GIVEN INSTRUCTION » Every record below is to be retyped exactly.

Figure content listings »
.....

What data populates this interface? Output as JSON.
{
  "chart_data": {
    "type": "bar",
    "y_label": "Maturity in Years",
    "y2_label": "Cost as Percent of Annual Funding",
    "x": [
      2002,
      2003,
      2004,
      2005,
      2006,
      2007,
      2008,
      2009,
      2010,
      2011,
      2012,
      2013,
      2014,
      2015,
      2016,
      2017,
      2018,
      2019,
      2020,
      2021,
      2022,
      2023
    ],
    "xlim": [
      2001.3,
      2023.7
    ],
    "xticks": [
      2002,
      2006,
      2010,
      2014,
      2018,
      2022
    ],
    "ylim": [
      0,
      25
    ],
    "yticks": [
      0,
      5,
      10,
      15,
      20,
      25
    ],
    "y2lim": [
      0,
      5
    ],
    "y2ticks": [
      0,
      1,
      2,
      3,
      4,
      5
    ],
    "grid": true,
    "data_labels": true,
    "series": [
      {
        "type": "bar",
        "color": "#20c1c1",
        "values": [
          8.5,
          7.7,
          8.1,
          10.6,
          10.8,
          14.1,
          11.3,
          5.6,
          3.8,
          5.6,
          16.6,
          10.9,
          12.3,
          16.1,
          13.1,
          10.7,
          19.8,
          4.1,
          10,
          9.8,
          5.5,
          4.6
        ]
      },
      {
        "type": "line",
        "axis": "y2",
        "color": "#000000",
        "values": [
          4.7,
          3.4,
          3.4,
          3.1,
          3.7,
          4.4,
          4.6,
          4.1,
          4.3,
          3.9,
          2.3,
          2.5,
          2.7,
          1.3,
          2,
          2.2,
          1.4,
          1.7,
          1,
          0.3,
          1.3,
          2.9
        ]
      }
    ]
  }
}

.....

SOLUTION TO THIS TASK »
What data populates this interface? Output as JSON.
{
  "chart_data": {
    "type": "bar",
    "y_label": "Maturity in Years",
    "y2_label": "Cost as Percent of Annual Funding",
    "x": [
      2002,
      2003,
      2004,
      2005,
      2006,
      2007,
      2008,
      2009,
      2010,
      2011,
      2012,
      2013,
      2014,
      2015,
      2016,
      2017,
      2018,
      2019,
      2020,
      2021,
      2022,
      2023
    ],
    "xlim": [
      2001.3,
      2023.7
    ],
    "xticks": [
      2002,
      2006,
      2010,
      2014,
      2018,
      2022
    ],
    "ylim": [
      0,
      25
    ],
    "yticks": [
      0,
      5,
      10,
      15,
      20,
      25
    ],
    "y2lim": [
      0,
      5
    ],
    "y2ticks": [
      0,
      1,
      2,
      3,
      4,
      5
    ],
    "grid": true,
    "data_labels": true,
    "series": [
      {
        "type": "bar",
        "color": "#20c1c1",
        "values": [
          8.5,
          7.7,
          8.1,
          10.6,
          10.8,
          14.1,
          11.3,
          5.6,
          3.8,
          5.6,
          16.6,
          10.9,
          12.3,
          16.1,
          13.1,
          10.7,
          19.8,
          4.1,
          10,
          9.8,
          5.5,
          4.6
        ]
      },
      {
        "type": "line",
        "axis": "y2",
        "color": "#000000",
        "values": [
          4.7,
          3.4,
          3.4,
          3.1,
          3.7,
          4.4,
          4.6,
          4.1,
          4.3,
          3.9,
          2.3,
          2.5,
          2.7,
          1.3,
          2,
          2.2,
          1.4,
          1.7,
          1,
          0.3,
          1.3,
          2.9
        ]
      }
    ]
  }
}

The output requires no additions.